_TASK DIRECTIONS_. Write out the records word for word, starting at the very first line and ending with the line that contains "panel-label: (a) — [74, 7, 87, 21]", including that line.

start EXCERPTED RECORDS

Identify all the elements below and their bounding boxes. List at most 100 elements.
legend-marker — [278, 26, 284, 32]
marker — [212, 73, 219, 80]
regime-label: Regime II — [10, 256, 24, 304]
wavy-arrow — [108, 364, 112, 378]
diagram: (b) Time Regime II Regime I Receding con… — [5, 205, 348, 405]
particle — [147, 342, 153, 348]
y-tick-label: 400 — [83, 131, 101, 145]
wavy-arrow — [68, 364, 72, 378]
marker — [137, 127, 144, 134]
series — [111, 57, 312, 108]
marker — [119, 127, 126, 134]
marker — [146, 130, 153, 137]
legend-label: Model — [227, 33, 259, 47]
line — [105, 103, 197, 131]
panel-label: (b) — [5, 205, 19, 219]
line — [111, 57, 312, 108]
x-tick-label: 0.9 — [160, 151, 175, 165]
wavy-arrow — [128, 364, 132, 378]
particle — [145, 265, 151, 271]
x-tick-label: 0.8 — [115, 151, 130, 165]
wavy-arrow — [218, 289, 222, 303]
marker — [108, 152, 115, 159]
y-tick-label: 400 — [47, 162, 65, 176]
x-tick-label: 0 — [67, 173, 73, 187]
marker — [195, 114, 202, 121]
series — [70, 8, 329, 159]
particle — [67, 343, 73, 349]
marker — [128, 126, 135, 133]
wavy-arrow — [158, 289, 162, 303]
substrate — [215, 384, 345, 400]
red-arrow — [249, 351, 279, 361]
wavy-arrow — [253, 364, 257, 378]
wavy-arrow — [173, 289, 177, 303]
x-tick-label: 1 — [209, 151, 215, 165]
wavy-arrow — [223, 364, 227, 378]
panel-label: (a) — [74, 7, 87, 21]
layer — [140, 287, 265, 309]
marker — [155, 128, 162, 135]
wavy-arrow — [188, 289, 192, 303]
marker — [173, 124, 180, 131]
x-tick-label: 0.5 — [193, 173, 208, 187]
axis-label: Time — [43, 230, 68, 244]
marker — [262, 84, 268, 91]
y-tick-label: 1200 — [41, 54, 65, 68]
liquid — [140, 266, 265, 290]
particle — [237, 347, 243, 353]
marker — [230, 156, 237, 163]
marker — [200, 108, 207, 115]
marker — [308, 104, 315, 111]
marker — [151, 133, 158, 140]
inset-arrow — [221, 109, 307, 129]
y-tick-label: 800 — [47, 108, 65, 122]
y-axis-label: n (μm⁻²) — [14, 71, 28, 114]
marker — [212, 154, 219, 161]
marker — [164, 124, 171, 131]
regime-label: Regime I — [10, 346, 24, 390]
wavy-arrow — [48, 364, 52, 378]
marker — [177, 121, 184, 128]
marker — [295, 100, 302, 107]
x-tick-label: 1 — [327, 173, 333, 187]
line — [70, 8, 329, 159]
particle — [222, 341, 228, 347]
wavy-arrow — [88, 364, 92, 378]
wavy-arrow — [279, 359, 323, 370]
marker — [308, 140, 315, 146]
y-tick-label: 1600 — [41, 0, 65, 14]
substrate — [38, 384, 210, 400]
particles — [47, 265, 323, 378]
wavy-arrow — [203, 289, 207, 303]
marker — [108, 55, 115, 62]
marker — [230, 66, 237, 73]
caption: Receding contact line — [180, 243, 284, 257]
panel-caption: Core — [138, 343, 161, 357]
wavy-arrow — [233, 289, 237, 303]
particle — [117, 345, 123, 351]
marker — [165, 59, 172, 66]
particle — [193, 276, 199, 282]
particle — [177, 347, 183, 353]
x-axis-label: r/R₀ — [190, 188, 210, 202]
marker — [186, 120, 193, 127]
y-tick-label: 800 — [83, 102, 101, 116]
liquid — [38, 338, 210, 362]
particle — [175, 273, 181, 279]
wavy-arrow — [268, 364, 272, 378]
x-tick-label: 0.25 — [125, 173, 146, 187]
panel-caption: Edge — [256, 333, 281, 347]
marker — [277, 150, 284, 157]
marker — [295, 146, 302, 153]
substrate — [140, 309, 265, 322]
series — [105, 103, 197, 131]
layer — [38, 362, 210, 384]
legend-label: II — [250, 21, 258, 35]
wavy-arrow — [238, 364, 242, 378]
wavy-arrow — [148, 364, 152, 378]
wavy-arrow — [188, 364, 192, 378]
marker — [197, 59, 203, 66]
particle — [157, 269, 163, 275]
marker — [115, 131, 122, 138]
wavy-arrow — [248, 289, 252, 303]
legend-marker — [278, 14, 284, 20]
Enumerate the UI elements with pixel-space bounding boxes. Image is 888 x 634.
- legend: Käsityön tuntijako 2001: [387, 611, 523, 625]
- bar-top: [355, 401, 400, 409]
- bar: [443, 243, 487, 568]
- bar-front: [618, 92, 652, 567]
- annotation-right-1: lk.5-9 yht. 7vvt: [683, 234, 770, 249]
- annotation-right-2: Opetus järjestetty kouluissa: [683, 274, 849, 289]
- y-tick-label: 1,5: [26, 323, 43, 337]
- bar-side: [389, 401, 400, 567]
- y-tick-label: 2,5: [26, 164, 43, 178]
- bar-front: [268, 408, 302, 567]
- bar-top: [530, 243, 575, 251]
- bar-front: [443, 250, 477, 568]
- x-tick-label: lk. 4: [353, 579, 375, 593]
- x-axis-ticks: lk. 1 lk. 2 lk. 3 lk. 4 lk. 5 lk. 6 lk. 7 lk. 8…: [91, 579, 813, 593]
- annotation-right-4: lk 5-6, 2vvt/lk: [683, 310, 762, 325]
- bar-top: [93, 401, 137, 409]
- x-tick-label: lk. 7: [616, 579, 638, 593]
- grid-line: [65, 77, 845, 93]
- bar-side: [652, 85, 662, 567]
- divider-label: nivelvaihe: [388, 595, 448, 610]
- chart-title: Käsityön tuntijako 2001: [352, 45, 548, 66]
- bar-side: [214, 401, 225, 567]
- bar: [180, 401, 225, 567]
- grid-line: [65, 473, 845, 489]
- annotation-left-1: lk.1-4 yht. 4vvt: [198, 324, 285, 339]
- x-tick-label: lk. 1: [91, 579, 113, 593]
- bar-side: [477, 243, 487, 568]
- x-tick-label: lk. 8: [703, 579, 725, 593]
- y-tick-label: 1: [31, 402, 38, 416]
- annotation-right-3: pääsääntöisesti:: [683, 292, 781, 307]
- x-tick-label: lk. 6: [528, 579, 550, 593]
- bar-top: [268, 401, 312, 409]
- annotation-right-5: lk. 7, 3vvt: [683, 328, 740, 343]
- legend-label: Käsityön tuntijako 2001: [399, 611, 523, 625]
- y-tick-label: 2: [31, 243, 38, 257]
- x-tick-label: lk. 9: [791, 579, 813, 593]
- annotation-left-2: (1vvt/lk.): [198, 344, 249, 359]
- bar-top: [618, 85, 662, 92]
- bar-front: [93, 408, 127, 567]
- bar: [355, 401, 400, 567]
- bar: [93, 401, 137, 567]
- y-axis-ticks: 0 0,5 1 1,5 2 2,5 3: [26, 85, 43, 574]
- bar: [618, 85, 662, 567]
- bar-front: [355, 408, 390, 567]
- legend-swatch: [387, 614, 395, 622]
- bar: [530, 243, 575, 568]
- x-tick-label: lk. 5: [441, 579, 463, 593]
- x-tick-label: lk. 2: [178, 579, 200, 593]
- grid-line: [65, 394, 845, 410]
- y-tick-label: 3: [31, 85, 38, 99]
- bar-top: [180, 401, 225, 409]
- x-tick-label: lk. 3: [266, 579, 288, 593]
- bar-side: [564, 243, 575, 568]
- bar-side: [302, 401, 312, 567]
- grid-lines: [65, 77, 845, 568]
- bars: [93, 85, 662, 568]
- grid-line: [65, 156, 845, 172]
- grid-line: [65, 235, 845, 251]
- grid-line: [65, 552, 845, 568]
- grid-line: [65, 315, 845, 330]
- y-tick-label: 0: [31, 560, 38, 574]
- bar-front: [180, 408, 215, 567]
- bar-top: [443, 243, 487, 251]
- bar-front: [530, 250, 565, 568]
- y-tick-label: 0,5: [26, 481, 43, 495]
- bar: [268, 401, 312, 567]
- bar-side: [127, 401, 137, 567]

end EXCERPTED RECORDS

_EXERCISE RESULT_.
Identify all the elements below and their bounding boxes. List at most 100 elements.
legend-marker — [278, 26, 284, 32]
marker — [212, 73, 219, 80]
regime-label: Regime II — [10, 256, 24, 304]
wavy-arrow — [108, 364, 112, 378]
diagram: (b) Time Regime II Regime I Receding con… — [5, 205, 348, 405]
particle — [147, 342, 153, 348]
y-tick-label: 400 — [83, 131, 101, 145]
wavy-arrow — [68, 364, 72, 378]
marker — [137, 127, 144, 134]
series — [111, 57, 312, 108]
marker — [119, 127, 126, 134]
marker — [146, 130, 153, 137]
legend-label: Model — [227, 33, 259, 47]
line — [105, 103, 197, 131]
panel-label: (b) — [5, 205, 19, 219]
line — [111, 57, 312, 108]
x-tick-label: 0.9 — [160, 151, 175, 165]
wavy-arrow — [128, 364, 132, 378]
particle — [145, 265, 151, 271]
x-tick-label: 0.8 — [115, 151, 130, 165]
wavy-arrow — [218, 289, 222, 303]
marker — [108, 152, 115, 159]
y-tick-label: 400 — [47, 162, 65, 176]
x-tick-label: 0 — [67, 173, 73, 187]
marker — [195, 114, 202, 121]
series — [70, 8, 329, 159]
particle — [67, 343, 73, 349]
marker — [128, 126, 135, 133]
wavy-arrow — [158, 289, 162, 303]
substrate — [215, 384, 345, 400]
red-arrow — [249, 351, 279, 361]
wavy-arrow — [253, 364, 257, 378]
wavy-arrow — [173, 289, 177, 303]
x-tick-label: 1 — [209, 151, 215, 165]
wavy-arrow — [223, 364, 227, 378]
panel-label: (a) — [74, 7, 87, 21]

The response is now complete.